» Provided entries
>> start

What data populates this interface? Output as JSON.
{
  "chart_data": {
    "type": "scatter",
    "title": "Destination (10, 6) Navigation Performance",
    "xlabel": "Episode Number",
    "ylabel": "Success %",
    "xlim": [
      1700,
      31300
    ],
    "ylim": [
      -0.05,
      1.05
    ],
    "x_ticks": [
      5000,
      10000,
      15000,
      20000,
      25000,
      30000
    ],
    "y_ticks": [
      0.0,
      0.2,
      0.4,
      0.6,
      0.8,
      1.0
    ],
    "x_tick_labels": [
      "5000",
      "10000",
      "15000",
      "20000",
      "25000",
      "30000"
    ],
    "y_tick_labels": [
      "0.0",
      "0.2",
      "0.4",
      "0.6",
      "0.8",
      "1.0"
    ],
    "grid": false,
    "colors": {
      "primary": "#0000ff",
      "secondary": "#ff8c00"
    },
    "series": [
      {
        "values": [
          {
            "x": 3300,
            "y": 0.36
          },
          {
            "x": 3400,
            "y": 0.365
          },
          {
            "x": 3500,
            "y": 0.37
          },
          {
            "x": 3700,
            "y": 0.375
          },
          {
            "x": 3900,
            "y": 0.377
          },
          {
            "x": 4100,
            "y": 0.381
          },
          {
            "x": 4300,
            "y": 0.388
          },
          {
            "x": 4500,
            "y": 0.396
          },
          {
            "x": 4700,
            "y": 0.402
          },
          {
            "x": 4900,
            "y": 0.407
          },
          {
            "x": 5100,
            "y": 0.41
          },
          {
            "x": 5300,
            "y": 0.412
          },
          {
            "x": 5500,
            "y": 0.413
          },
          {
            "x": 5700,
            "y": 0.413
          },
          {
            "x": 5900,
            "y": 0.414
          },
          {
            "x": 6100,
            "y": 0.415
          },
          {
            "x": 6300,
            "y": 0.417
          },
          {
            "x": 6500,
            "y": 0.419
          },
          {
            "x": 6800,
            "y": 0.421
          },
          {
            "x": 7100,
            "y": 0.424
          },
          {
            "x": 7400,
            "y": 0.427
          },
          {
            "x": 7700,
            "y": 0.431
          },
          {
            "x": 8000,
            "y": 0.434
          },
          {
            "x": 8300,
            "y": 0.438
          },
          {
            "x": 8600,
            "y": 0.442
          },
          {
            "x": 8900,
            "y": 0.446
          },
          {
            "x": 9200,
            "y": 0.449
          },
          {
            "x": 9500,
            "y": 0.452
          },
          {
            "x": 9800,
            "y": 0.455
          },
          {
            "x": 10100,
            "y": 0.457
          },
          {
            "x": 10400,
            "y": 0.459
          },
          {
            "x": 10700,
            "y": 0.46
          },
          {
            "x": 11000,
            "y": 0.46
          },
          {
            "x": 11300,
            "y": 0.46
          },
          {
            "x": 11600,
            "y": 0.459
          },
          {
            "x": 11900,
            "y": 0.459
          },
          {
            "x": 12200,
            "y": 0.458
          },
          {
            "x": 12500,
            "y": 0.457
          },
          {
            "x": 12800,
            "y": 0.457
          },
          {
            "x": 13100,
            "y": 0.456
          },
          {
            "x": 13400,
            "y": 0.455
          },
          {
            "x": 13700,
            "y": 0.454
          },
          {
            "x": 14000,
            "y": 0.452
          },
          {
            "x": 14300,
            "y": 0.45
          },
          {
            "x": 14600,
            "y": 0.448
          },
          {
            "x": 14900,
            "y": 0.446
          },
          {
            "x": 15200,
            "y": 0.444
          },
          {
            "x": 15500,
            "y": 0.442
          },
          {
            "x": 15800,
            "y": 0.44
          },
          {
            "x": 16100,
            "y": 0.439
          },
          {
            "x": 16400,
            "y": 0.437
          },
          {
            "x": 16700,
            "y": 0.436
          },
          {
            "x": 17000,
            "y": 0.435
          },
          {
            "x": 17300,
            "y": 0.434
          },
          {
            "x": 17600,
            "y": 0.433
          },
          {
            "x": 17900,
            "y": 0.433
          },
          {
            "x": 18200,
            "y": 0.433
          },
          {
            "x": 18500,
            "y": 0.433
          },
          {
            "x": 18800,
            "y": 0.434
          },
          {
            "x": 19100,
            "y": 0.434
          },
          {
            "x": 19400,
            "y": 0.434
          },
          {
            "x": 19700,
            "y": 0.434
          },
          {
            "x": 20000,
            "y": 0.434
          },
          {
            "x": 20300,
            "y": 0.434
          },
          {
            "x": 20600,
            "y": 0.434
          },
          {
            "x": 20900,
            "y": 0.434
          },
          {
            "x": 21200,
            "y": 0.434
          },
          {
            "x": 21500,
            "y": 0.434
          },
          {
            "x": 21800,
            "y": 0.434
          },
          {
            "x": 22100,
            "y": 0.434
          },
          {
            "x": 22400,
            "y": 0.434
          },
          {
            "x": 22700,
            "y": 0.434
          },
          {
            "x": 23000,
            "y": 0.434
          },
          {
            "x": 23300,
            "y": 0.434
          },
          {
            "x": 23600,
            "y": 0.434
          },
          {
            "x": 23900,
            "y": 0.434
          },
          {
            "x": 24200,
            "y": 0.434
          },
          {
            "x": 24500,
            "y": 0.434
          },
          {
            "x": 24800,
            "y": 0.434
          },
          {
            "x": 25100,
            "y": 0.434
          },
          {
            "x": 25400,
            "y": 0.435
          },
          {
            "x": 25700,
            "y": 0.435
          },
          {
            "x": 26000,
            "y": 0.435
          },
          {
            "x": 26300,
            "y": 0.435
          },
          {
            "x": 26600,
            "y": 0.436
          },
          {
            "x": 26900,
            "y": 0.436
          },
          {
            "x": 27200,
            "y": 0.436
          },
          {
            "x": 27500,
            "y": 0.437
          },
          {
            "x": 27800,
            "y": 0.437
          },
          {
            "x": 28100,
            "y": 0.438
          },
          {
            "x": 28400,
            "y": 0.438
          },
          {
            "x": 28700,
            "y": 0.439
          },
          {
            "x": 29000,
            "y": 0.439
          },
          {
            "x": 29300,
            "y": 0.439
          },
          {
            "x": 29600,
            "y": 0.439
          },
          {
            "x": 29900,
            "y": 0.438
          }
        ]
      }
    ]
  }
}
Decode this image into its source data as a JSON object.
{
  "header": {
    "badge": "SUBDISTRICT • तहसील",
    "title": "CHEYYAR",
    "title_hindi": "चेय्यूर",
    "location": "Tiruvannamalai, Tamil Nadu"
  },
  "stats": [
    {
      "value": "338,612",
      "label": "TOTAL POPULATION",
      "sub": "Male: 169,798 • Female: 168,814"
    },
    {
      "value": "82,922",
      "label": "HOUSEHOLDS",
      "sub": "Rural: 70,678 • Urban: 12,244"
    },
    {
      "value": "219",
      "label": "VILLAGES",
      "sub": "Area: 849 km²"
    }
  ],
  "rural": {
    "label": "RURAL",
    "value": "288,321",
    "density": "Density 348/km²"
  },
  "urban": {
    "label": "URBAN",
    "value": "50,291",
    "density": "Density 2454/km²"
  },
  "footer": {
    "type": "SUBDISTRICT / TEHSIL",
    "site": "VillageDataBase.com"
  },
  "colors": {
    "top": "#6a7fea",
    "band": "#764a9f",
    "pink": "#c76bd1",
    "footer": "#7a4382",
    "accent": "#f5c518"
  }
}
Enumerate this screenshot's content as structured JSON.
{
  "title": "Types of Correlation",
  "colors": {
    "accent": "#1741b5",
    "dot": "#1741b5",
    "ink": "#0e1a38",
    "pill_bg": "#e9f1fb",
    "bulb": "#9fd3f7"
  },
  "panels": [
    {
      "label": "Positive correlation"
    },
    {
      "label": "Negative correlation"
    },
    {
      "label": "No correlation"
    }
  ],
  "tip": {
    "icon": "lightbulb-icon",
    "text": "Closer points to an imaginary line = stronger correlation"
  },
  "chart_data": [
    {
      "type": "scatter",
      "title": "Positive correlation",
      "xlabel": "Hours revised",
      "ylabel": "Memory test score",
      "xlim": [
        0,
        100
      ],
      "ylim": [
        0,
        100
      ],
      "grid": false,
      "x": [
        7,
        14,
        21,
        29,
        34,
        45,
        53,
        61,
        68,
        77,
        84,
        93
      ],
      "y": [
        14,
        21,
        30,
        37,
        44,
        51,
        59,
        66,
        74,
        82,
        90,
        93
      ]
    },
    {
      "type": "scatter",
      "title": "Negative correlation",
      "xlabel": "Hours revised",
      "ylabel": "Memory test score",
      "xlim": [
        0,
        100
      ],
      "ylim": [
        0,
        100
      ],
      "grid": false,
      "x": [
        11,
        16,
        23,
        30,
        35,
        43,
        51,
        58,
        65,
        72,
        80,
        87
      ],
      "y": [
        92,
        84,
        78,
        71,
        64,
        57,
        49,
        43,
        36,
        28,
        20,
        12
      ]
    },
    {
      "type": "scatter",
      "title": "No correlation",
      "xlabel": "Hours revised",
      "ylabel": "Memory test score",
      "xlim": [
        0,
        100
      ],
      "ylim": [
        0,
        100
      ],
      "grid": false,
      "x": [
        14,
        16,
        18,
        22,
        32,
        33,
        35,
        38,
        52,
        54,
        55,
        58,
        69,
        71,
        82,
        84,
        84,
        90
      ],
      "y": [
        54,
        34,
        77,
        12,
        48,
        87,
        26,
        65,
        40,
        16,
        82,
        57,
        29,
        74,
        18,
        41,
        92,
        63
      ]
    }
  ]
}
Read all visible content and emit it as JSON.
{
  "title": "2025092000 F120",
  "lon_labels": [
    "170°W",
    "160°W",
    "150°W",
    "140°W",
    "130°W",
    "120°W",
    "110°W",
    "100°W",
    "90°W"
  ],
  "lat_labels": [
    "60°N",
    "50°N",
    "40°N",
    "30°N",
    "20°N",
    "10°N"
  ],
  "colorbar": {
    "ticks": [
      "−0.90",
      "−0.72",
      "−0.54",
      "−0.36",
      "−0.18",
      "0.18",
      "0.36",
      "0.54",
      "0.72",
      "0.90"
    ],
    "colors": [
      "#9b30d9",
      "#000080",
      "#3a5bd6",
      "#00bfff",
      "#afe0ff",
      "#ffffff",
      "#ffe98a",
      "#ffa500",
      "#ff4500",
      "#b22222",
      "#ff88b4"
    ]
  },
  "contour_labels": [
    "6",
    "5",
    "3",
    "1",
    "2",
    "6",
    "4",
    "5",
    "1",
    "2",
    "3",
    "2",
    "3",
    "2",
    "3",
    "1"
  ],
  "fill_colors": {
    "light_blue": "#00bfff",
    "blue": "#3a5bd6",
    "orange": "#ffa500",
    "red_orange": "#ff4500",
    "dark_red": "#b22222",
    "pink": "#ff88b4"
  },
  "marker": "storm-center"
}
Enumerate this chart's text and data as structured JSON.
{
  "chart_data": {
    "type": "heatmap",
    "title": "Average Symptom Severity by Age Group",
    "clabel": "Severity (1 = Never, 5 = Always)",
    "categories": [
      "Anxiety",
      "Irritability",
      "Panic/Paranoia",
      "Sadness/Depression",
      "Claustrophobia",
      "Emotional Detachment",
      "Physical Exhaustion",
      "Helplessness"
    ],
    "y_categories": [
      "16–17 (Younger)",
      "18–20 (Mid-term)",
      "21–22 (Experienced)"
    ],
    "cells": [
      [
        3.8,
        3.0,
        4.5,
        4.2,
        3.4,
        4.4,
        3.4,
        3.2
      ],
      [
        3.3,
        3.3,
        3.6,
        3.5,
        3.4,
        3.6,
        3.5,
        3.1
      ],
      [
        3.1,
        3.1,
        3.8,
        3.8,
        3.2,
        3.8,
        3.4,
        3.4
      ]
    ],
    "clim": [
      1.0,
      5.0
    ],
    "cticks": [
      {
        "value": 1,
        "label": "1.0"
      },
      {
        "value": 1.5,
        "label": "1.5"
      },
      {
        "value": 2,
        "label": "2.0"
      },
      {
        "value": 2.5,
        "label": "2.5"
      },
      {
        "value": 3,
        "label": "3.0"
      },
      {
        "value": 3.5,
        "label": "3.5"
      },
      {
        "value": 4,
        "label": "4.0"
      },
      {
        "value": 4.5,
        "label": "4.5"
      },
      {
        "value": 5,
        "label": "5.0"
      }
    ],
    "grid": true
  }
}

>> end

» Written task
Look for lines containing the string "Severity" and copy them all.

» Solution for this task
    "title": "Average Symptom Severity by Age Group",
    "clabel": "Severity (1 = Never, 5 = Always)",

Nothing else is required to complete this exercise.